--- begin ENTRIES PROVIDED ---
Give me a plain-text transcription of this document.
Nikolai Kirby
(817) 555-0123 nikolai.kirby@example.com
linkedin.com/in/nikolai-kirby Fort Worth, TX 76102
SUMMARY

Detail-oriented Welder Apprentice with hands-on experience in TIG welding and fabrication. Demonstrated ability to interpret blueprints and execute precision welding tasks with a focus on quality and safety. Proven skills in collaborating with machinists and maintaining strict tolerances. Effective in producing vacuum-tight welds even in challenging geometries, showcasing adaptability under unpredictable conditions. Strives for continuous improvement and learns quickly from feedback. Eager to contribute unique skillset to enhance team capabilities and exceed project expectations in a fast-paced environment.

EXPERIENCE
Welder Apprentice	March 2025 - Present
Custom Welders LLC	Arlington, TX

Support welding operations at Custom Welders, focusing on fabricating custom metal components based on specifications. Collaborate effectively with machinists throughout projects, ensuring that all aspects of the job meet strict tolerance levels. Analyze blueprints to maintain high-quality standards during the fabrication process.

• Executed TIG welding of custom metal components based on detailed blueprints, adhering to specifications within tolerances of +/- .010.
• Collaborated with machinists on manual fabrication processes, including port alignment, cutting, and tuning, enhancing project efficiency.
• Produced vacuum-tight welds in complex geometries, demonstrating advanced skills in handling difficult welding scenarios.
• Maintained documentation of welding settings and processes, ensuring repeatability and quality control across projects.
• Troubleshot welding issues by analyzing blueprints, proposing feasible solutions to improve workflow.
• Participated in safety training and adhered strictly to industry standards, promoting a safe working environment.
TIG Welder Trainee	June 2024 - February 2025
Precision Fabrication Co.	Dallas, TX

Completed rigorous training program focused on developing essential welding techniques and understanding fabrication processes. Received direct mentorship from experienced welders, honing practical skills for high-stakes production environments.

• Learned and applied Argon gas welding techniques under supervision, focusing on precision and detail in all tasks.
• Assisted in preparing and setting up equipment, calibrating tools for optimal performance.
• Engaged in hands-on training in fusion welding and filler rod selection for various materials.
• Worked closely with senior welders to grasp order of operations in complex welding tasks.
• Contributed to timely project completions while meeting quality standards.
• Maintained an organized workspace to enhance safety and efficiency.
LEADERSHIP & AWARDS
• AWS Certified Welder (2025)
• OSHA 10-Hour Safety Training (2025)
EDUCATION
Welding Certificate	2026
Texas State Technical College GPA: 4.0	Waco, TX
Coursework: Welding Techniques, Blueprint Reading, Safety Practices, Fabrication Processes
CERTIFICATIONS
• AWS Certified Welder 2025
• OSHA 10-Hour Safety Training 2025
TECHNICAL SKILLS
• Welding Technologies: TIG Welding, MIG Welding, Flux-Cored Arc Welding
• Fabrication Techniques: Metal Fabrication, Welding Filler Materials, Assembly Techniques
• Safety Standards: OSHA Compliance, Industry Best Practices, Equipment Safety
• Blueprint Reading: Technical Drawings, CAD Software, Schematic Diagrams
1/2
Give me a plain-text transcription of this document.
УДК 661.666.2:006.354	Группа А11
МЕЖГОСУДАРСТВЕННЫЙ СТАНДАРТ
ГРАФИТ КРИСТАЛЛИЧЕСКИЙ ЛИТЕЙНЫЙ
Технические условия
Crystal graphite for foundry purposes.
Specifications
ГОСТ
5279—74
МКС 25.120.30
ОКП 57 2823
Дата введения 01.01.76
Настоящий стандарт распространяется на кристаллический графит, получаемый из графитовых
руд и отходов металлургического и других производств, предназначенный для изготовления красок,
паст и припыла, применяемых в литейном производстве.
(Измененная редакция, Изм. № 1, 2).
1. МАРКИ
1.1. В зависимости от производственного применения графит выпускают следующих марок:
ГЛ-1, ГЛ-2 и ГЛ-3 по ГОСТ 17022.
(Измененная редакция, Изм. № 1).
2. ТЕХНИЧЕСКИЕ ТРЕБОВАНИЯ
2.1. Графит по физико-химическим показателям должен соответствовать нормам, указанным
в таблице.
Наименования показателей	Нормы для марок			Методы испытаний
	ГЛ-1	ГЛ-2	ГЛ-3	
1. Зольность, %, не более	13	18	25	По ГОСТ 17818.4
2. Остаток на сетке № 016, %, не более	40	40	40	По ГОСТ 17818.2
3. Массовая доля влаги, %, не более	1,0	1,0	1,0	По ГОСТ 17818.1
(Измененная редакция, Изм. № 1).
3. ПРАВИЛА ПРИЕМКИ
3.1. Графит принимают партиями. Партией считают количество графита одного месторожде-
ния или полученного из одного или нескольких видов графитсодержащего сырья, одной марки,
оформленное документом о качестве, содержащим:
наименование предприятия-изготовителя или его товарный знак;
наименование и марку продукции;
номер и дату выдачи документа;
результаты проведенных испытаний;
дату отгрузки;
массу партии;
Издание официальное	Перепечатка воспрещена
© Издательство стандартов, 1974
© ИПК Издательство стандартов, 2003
--- end ENTRIES PROVIDED ---
§ THE REQUEST:
Return every line of the material exactly.

§ TASK RESPONSE:
Give me a plain-text transcription of this document.
Nikolai Kirby
(817) 555-0123 nikolai.kirby@example.com
linkedin.com/in/nikolai-kirby Fort Worth, TX 76102
SUMMARY

Detail-oriented Welder Apprentice with hands-on experience in TIG welding and fabrication. Demonstrated ability to interpret blueprints and execute precision welding tasks with a focus on quality and safety. Proven skills in collaborating with machinists and maintaining strict tolerances. Effective in producing vacuum-tight welds even in challenging geometries, showcasing adaptability under unpredictable conditions. Strives for continuous improvement and learns quickly from feedback. Eager to contribute unique skillset to enhance team capabilities and exceed project expectations in a fast-paced environment.

EXPERIENCE
Welder Apprentice	March 2025 - Present
Custom Welders LLC	Arlington, TX

Support welding operations at Custom Welders, focusing on fabricating custom metal components based on specifications. Collaborate effectively with machinists throughout projects, ensuring that all aspects of the job meet strict tolerance levels. Analyze blueprints to maintain high-quality standards during the fabrication process.

• Executed TIG welding of custom metal components based on detailed blueprints, adhering to specifications within tolerances of +/- .010.
• Collaborated with machinists on manual fabrication processes, including port alignment, cutting, and tuning, enhancing project efficiency.
• Produced vacuum-tight welds in complex geometries, demonstrating advanced skills in handling difficult welding scenarios.
• Maintained documentation of welding settings and processes, ensuring repeatability and quality control across projects.
• Troubleshot welding issues by analyzing blueprints, proposing feasible solutions to improve workflow.
• Participated in safety training and adhered strictly to industry standards, promoting a safe working environment.
TIG Welder Trainee	June 2024 - February 2025
Precision Fabrication Co.	Dallas, TX

Completed rigorous training program focused on developing essential welding techniques and understanding fabrication processes. Received direct mentorship from experienced welders, honing practical skills for high-stakes production environments.

• Learned and applied Argon gas welding techniques under supervision, focusing on precision and detail in all tasks.
• Assisted in preparing and setting up equipment, calibrating tools for optimal performance.
• Engaged in hands-on training in fusion welding and filler rod selection for various materials.
• Worked closely with senior welders to grasp order of operations in complex welding tasks.
• Contributed to timely project completions while meeting quality standards.
• Maintained an organized workspace to enhance safety and efficiency.
LEADERSHIP & AWARDS
• AWS Certified Welder (2025)
• OSHA 10-Hour Safety Training (2025)
EDUCATION
Welding Certificate	2026
Texas State Technical College GPA: 4.0	Waco, TX
Coursework: Welding Techniques, Blueprint Reading, Safety Practices, Fabrication Processes
CERTIFICATIONS
• AWS Certified Welder 2025
• OSHA 10-Hour Safety Training 2025
TECHNICAL SKILLS
• Welding Technologies: TIG Welding, MIG Welding, Flux-Cored Arc Welding
• Fabrication Techniques: Metal Fabrication, Welding Filler Materials, Assembly Techniques
• Safety Standards: OSHA Compliance, Industry Best Practices, Equipment Safety
• Blueprint Reading: Technical Drawings, CAD Software, Schematic Diagrams
1/2
Give me a plain-text transcription of this document.
УДК 661.666.2:006.354	Группа А11
МЕЖГОСУДАРСТВЕННЫЙ СТАНДАРТ
ГРАФИТ КРИСТАЛЛИЧЕСКИЙ ЛИТЕЙНЫЙ
Технические условия
Crystal graphite for foundry purposes.
Specifications
ГОСТ
5279—74
МКС 25.120.30
ОКП 57 2823
Дата введения 01.01.76
Настоящий стандарт распространяется на кристаллический графит, получаемый из графитовых
руд и отходов металлургического и других производств, предназначенный для изготовления красок,
паст и припыла, применяемых в литейном производстве.
(Измененная редакция, Изм. № 1, 2).
1. МАРКИ
1.1. В зависимости от производственного применения графит выпускают следующих марок:
ГЛ-1, ГЛ-2 и ГЛ-3 по ГОСТ 17022.
(Измененная редакция, Изм. № 1).
2. ТЕХНИЧЕСКИЕ ТРЕБОВАНИЯ
2.1. Графит по физико-химическим показателям должен соответствовать нормам, указанным
в таблице.
Наименования показателей	Нормы для марок			Методы испытаний
	ГЛ-1	ГЛ-2	ГЛ-3	
1. Зольность, %, не более	13	18	25	По ГОСТ 17818.4
2. Остаток на сетке № 016, %, не более	40	40	40	По ГОСТ 17818.2
3. Массовая доля влаги, %, не более	1,0	1,0	1,0	По ГОСТ 17818.1
(Измененная редакция, Изм. № 1).
3. ПРАВИЛА ПРИЕМКИ
3.1. Графит принимают партиями. Партией считают количество графита одного месторожде-
ния или полученного из одного или нескольких видов графитсодержащего сырья, одной марки,
оформленное документом о качестве, содержащим:
наименование предприятия-изготовителя или его товарный знак;
наименование и марку продукции;
номер и дату выдачи документа;
результаты проведенных испытаний;
дату отгрузки;
массу партии;
Издание официальное	Перепечатка воспрещена
© Издательство стандартов, 1974
© ИПК Издательство стандартов, 2003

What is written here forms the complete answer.